# start of EXCERPT PROVIDED
Stochastic processes and Differential geometry

2D-SHAPES DEFORMATIONS AND SIMILARITY
STOCHASTIC DEFORMATIONS OF 2D-SHAPES
3D-SHAPES RECOGNITION
IMAGE CONTENTS : INDEXATION AND BROWSING

 

2D-SHAPES DEFORMATIONS AND SIMILARITY
1994-1999

In 1994, I prepared and presented to major french national research funding agencies (DRET and CEA) an ambitious three years research program on automatic classification of 2D planar shapes extracted from digital images, and obtained supporting grants for my SUDIMAGE consulting group. This research program focused on several exciting scientific goals to achieve fast automatic classification, compression, and recognition of very large families of bounded connected 2D-shapes automatically extracted from large databases of digital images.
My main goal was to conceive, understand, and test sound mathematical approaches to formalize the fuzzy notions of visual similarity for planar shapes, as well as shape recognition, in order to create fast programs for automatic efficient storage and retrieval of millions of planar shapes. One crucial functionality was to implement automatic fast extraction of all stored shapes sufficiently “similar” to any incoming digitalized planar shape.
The first steps to be computerized were massive extraction of bounded connected 2D-shapes, followed by automatic texture and colour segmentation of these shapes, construction of their piecewise smooth planar outlines, and storage of the results in adequately structured databases. I had then identified eight important scientific subgoals and mathematical methods to attack them :
- define robust distances between any two families of multi-contours
- define geometrically invariant “shape distances” between planar shapes outlines
- extract “signatures” based on curvature extrema, for piecewise smooth curves
- define rigorously “texture distances” and distances between “texture distributions”
# end of EXCERPT PROVIDED
PROMPT: Extend the account of the 2D-shape deformation and similarity research, starting right after its last line.
# start of GIVEN DATA
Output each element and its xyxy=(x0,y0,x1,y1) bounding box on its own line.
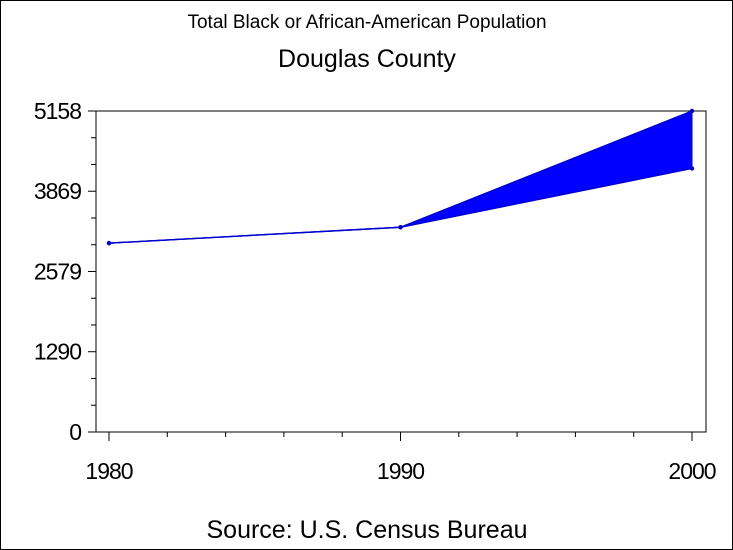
# end of GIVEN DATA
RESULT OF THIS TASK:
- define rigorously “colour distances” and distances between “colour distributions”
- compress extensive bases of 2D-shapes by epsilon-nets coverings
- generate a dictionnary of prototype shapes
- classify new planar shapes by extraction of closest prototype in dictionary.
In collaboration with Jose PAUMARD during his PhD thesis, we introduced simple but powerful ideas to define and compute “visual” distances between any two families of multicontours : we introduced a new very efficient probabilistic “censorship” to compute robust versions of Hausdorf distances between any pair of 2D-vignettes, after pretreatment by continuous contour lines extraction, scale matching, small geometric distortions.
Quite smart programming techniques allowed PAUMARD to implement optimized versions of these censored Hausdorff distances, and to generate highly intensive computerized algorithms for crude but fast scene analysis in 2D-images. This approach was successfully tested to automatically locate and identify “known” 3D-objects, namely buildings, in large scale 2D-images. Each “known” 3D-building was here initially crudely “defined” by a finite sample of 2D-photos taken from various angles.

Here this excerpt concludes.